What you have to do = The entries need to be copied exactly.

Material provided =
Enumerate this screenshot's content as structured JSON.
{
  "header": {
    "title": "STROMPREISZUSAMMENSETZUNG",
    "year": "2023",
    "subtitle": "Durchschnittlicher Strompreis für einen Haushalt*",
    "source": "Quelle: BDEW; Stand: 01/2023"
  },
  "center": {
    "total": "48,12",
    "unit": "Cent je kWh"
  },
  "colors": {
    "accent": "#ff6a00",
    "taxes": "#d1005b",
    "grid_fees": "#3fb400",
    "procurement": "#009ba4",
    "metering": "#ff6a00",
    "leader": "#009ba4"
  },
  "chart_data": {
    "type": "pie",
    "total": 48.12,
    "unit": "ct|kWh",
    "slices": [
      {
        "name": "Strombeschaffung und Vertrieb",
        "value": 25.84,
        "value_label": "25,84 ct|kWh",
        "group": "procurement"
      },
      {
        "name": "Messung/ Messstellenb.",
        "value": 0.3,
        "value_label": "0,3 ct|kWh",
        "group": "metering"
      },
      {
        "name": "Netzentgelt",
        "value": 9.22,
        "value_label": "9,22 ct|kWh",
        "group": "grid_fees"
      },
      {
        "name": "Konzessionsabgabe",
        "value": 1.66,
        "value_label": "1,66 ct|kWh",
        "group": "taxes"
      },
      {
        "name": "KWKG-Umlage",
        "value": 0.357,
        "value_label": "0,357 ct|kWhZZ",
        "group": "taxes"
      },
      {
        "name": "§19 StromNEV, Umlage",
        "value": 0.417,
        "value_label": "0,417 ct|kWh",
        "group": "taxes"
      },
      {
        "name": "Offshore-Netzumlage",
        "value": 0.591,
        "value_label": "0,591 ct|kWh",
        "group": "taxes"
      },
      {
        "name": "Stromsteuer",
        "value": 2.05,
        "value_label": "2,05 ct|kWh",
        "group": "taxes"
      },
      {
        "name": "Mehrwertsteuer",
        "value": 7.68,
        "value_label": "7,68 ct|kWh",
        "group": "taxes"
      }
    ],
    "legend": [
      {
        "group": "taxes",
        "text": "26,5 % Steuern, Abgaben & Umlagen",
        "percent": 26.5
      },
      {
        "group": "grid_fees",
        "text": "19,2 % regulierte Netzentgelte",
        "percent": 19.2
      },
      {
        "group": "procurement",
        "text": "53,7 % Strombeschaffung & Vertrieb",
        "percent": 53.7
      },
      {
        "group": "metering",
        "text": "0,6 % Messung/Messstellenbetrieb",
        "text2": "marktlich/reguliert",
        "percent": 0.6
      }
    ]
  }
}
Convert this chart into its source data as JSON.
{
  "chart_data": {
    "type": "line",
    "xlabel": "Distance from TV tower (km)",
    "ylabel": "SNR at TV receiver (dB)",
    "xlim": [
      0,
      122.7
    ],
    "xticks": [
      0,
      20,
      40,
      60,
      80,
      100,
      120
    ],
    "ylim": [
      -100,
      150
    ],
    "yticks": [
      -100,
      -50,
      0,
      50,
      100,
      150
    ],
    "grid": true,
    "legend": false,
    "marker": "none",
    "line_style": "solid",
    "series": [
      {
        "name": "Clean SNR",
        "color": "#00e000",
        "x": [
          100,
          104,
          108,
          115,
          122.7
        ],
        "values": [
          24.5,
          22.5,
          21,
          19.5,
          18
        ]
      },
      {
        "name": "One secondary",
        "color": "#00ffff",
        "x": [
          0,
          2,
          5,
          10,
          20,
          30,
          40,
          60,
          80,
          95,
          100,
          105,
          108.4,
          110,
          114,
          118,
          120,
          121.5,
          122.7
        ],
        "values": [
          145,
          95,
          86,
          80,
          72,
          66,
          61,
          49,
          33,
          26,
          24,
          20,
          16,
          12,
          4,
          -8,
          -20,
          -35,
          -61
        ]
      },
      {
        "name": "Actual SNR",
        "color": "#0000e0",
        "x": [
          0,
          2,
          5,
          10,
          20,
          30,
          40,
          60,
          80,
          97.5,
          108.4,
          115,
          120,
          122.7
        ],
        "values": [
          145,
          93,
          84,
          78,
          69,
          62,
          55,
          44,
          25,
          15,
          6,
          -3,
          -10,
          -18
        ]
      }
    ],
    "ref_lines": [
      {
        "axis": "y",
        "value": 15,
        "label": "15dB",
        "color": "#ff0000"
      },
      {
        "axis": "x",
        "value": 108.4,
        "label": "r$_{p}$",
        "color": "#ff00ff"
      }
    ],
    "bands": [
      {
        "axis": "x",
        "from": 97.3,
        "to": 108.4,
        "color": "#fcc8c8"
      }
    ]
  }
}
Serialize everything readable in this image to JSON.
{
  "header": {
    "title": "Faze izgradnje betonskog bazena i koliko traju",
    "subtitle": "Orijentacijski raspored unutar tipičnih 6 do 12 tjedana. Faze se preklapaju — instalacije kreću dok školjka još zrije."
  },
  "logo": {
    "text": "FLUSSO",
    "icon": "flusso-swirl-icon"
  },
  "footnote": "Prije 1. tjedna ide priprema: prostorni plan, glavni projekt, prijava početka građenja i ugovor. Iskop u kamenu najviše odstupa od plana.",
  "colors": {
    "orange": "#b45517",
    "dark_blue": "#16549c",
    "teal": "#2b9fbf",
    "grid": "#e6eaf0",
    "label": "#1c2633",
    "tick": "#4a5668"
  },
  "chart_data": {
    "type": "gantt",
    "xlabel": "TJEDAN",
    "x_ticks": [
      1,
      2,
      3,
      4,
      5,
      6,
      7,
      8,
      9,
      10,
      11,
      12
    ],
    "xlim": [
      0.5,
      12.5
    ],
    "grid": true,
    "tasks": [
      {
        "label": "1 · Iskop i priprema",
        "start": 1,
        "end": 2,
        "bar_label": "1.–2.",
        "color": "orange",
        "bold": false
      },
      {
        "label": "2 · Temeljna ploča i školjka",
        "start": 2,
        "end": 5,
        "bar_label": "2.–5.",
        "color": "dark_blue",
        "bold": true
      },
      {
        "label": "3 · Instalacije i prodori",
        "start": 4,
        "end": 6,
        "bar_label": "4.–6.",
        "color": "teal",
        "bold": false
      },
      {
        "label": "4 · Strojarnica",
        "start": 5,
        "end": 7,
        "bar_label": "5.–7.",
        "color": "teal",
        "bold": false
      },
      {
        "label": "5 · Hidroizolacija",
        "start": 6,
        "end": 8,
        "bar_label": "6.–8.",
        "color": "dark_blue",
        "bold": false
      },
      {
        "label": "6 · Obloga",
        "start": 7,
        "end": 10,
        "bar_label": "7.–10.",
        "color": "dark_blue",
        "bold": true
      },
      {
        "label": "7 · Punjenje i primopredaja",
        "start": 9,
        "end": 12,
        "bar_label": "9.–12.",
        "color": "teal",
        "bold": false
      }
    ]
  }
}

The response =
Enumerate this screenshot's content as structured JSON.
{
  "header": {
    "title": "STROMPREISZUSAMMENSETZUNG",
    "year": "2023",
    "subtitle": "Durchschnittlicher Strompreis für einen Haushalt*",
    "source": "Quelle: BDEW; Stand: 01/2023"
  },
  "center": {
    "total": "48,12",
    "unit": "Cent je kWh"
  },
  "colors": {
    "accent": "#ff6a00",
    "taxes": "#d1005b",
    "grid_fees": "#3fb400",
    "procurement": "#009ba4",
    "metering": "#ff6a00",
    "leader": "#009ba4"
  },
  "chart_data": {
    "type": "pie",
    "total": 48.12,
    "unit": "ct|kWh",
    "slices": [
      {
        "name": "Strombeschaffung und Vertrieb",
        "value": 25.84,
        "value_label": "25,84 ct|kWh",
        "group": "procurement"
      },
      {
        "name": "Messung/ Messstellenb.",
        "value": 0.3,
        "value_label": "0,3 ct|kWh",
        "group": "metering"
      },
      {
        "name": "Netzentgelt",
        "value": 9.22,
        "value_label": "9,22 ct|kWh",
        "group": "grid_fees"
      },
      {
        "name": "Konzessionsabgabe",
        "value": 1.66,
        "value_label": "1,66 ct|kWh",
        "group": "taxes"
      },
      {
        "name": "KWKG-Umlage",
        "value": 0.357,
        "value_label": "0,357 ct|kWhZZ",
        "group": "taxes"
      },
      {
        "name": "§19 StromNEV, Umlage",
        "value": 0.417,
        "value_label": "0,417 ct|kWh",
        "group": "taxes"
      },
      {
        "name": "Offshore-Netzumlage",
        "value": 0.591,
        "value_label": "0,591 ct|kWh",
        "group": "taxes"
      },
      {
        "name": "Stromsteuer",
        "value": 2.05,
        "value_label": "2,05 ct|kWh",
        "group": "taxes"
      },
      {
        "name": "Mehrwertsteuer",
        "value": 7.68,
        "value_label": "7,68 ct|kWh",
        "group": "taxes"
      }
    ],
    "legend": [
      {
        "group": "taxes",
        "text": "26,5 % Steuern, Abgaben & Umlagen",
        "percent": 26.5
      },
      {
        "group": "grid_fees",
        "text": "19,2 % regulierte Netzentgelte",
        "percent": 19.2
      },
      {
        "group": "procurement",
        "text": "53,7 % Strombeschaffung & Vertrieb",
        "percent": 53.7
      },
      {
        "group": "metering",
        "text": "0,6 % Messung/Messstellenbetrieb",
        "text2": "marktlich/reguliert",
        "percent": 0.6
      }
    ]
  }
}
Convert this chart into its source data as JSON.
{
  "chart_data": {
    "type": "line",
    "xlabel": "Distance from TV tower (km)",
    "ylabel": "SNR at TV receiver (dB)",
    "xlim": [
      0,
      122.7
    ],
    "xticks": [
      0,
      20,
      40,
      60,
      80,
      100,
      120
    ],
    "ylim": [
      -100,
      150
    ],
    "yticks": [
      -100,
      -50,
      0,
      50,
      100,
      150
    ],
    "grid": true,
    "legend": false,
    "marker": "none",
    "line_style": "solid",
    "series": [
      {
        "name": "Clean SNR",
        "color": "#00e000",
        "x": [
          100,
          104,
          108,
          115,
          122.7
        ],
        "values": [
          24.5,
          22.5,
          21,
          19.5,
          18
        ]
      },
      {
        "name": "One secondary",
        "color": "#00ffff",
        "x": [
          0,
          2,
          5,
          10,
          20,
          30,
          40,
          60,
          80,
          95,
          100,
          105,
          108.4,
          110,
          114,
          118,
          120,
          121.5,
          122.7
        ],
        "values": [
          145,
          95,
          86,
          80,
          72,
          66,
          61,
          49,
          33,
          26,
          24,
          20,
          16,
          12,
          4,
          -8,
          -20,
          -35,
          -61
        ]
      },
      {
        "name": "Actual SNR",
        "color": "#0000e0",
        "x": [
          0,
          2,
          5,
          10,
          20,
          30,
          40,
          60,
          80,
          97.5,
          108.4,
          115,
          120,
          122.7
        ],
        "values": [
          145,
          93,
          84,
          78,
          69,
          62,
          55,
          44,
          25,
          15,
          6,
          -3,
          -10,
          -18
        ]
      }
    ],
    "ref_lines": [
      {
        "axis": "y",
        "value": 15,
        "label": "15dB",
        "color": "#ff0000"
      },
      {
        "axis": "x",
        "value": 108.4,
        "label": "r$_{p}$",
        "color": "#ff00ff"
      }
    ],
    "bands": [
      {
        "axis": "x",
        "from": 97.3,
        "to": 108.4,
        "color": "#fcc8c8"
      }
    ]
  }
}
Serialize everything readable in this image to JSON.
{
  "header": {
    "title": "Faze izgradnje betonskog bazena i koliko traju",
    "subtitle": "Orijentacijski raspored unutar tipičnih 6 do 12 tjedana. Faze se preklapaju — instalacije kreću dok školjka još zrije."
  },
  "logo": {
    "text": "FLUSSO",
    "icon": "flusso-swirl-icon"
  },
  "footnote": "Prije 1. tjedna ide priprema: prostorni plan, glavni projekt, prijava početka građenja i ugovor. Iskop u kamenu najviše odstupa od plana.",
  "colors": {
    "orange": "#b45517",
    "dark_blue": "#16549c",
    "teal": "#2b9fbf",
    "grid": "#e6eaf0",
    "label": "#1c2633",
    "tick": "#4a5668"
  },
  "chart_data": {
    "type": "gantt",
    "xlabel": "TJEDAN",
    "x_ticks": [
      1,
      2,
      3,
      4,
      5,
      6,
      7,
      8,
      9,
      10,
      11,
      12
    ],
    "xlim": [
      0.5,
      12.5
    ],
    "grid": true,
    "tasks": [
      {
        "label": "1 · Iskop i priprema",
        "start": 1,
        "end": 2,
        "bar_label": "1.–2.",
        "color": "orange",
        "bold": false
      },
      {
        "label": "2 · Temeljna ploča i školjka",
        "start": 2,
        "end": 5,
        "bar_label": "2.–5.",
        "color": "dark_blue",
        "bold": true
      },
      {
        "label": "3 · Instalacije i prodori",
        "start": 4,
        "end": 6,
        "bar_label": "4.–6.",
        "color": "teal",
        "bold": false
      },
      {
        "label": "4 · Strojarnica",
        "start": 5,
        "end": 7,
        "bar_label": "5.–7.",
        "color": "teal",
        "bold": false
      },
      {
        "label": "5 · Hidroizolacija",
        "start": 6,
        "end": 8,
        "bar_label": "6.–8.",
        "color": "dark_blue",
        "bold": false
      },
      {
        "label": "6 · Obloga",
        "start": 7,
        "end": 10,
        "bar_label": "7.–10.",
        "color": "dark_blue",
        "bold": true
      },
      {
        "label": "7 · Punjenje i primopredaja",
        "start": 9,
        "end": 12,
        "bar_label": "9.–12.",
        "color": "teal",
        "bold": false
      }
    ]
  }
}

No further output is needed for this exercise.